The line of sight towards θ¹ Ori C has the most statistically significant difference in metallicity, although it is still small with only 2.5σ. The results from this exercise are tabulated in Table 7. In Fig. 7, we plot these minimum differences in metal- licity against the difference in dust depletion [Zn/Fe]_fit, and do not find any strong correlation.

Figure 8 shows the minimum differences in metallicity for our lines of sight compared to the positions of the targets with respect to the Sun. This is to investigate whether the length of the line of sight (i.e. the distance from Earth to the target star) has an impact on the amount of variation in metallicity. We do not find any coherent spatial variation linked to the metallicity variations.

[Element placement data]
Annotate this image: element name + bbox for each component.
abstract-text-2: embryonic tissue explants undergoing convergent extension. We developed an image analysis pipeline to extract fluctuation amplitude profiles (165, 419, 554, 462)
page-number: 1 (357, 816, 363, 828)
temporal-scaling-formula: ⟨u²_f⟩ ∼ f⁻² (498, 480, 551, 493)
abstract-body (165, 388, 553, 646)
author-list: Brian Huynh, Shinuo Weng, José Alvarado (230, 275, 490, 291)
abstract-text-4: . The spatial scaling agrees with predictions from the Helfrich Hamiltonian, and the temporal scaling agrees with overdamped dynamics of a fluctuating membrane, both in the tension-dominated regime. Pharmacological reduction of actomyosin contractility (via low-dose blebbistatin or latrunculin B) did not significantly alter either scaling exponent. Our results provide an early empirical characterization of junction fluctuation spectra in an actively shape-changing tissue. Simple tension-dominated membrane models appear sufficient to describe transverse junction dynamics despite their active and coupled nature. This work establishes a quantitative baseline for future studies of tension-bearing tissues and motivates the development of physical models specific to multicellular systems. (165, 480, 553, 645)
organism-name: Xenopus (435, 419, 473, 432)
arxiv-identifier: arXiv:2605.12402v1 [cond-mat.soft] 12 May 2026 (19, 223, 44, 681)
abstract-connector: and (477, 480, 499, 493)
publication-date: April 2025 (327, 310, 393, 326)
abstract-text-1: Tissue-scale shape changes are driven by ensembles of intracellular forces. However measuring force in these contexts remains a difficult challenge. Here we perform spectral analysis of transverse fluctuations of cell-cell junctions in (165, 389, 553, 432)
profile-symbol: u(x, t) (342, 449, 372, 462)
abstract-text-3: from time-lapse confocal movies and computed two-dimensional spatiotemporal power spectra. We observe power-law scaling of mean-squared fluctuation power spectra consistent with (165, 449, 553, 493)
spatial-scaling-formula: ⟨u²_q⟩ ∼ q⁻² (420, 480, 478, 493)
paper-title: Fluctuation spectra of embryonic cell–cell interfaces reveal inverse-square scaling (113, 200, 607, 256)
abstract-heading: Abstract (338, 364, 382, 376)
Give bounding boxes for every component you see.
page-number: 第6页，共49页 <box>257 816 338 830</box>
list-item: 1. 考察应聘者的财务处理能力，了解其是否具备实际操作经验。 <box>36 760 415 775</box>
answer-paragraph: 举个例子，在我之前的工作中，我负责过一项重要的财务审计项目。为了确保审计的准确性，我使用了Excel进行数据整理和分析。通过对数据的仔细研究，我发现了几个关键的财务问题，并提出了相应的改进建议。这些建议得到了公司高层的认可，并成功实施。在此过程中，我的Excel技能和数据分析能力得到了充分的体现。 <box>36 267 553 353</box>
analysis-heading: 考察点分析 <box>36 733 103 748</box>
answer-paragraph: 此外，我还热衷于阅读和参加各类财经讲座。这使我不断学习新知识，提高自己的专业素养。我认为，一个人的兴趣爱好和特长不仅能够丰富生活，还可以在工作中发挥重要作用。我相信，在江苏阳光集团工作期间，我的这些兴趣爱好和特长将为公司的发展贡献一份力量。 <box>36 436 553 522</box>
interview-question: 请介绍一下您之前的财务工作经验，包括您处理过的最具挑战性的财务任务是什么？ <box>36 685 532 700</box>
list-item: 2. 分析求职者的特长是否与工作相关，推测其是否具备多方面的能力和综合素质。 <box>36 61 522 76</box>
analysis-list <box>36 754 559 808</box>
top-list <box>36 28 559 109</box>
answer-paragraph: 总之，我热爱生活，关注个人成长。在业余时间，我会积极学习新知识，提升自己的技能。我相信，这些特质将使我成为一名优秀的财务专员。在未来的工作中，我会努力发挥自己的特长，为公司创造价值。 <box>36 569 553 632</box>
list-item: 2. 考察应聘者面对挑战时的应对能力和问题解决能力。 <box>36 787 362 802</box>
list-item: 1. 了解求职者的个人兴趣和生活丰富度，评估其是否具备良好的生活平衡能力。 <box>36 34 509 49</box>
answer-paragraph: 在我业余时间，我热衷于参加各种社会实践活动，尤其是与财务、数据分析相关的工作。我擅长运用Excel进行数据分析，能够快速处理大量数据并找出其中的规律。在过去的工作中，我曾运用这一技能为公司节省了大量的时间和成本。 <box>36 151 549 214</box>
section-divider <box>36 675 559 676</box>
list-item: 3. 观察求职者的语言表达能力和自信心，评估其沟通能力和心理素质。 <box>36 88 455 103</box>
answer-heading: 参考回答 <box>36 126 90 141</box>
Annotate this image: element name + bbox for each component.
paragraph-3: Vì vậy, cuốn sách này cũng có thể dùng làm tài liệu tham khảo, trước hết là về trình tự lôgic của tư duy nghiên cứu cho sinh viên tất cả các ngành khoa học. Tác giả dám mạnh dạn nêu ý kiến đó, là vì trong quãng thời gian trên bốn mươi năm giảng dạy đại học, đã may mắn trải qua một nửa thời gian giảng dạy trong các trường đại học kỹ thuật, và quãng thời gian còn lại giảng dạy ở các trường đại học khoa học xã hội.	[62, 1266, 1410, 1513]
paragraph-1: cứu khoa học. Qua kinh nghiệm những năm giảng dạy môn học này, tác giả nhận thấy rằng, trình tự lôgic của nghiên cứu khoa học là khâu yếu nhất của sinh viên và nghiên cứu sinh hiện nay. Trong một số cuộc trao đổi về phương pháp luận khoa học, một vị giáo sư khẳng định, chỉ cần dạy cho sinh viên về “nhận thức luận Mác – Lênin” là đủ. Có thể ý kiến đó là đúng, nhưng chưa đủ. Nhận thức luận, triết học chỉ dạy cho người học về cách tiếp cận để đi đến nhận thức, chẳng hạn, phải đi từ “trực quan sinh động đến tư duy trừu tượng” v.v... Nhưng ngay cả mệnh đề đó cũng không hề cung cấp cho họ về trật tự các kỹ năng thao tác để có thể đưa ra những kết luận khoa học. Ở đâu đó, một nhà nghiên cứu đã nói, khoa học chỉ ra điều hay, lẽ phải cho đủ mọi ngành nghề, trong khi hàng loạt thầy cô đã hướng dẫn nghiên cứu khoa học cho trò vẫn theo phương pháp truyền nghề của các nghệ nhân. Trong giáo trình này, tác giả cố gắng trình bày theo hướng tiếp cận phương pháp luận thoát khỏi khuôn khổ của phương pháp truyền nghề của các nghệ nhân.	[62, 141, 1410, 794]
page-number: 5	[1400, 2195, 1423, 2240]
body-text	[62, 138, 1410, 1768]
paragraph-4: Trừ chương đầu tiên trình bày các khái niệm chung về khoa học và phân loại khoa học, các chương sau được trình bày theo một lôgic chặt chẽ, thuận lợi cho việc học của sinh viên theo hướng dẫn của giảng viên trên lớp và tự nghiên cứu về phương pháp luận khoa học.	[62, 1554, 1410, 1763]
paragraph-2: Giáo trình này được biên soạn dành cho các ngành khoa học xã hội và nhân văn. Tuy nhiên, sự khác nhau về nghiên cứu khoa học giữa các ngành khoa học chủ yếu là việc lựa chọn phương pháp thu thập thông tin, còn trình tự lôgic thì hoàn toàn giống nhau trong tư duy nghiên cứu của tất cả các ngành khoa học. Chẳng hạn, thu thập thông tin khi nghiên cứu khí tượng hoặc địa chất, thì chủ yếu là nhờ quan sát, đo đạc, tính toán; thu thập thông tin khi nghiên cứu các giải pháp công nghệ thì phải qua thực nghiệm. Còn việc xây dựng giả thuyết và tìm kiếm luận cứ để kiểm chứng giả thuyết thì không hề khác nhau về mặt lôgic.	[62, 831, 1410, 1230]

» **What is asked**: In the supplied text on metallicity differences, which line of sight shows the most statistically significant difference in metallicity?

» **Final result**: The line of sight toward θ¹ Ori C, at 2.5σ.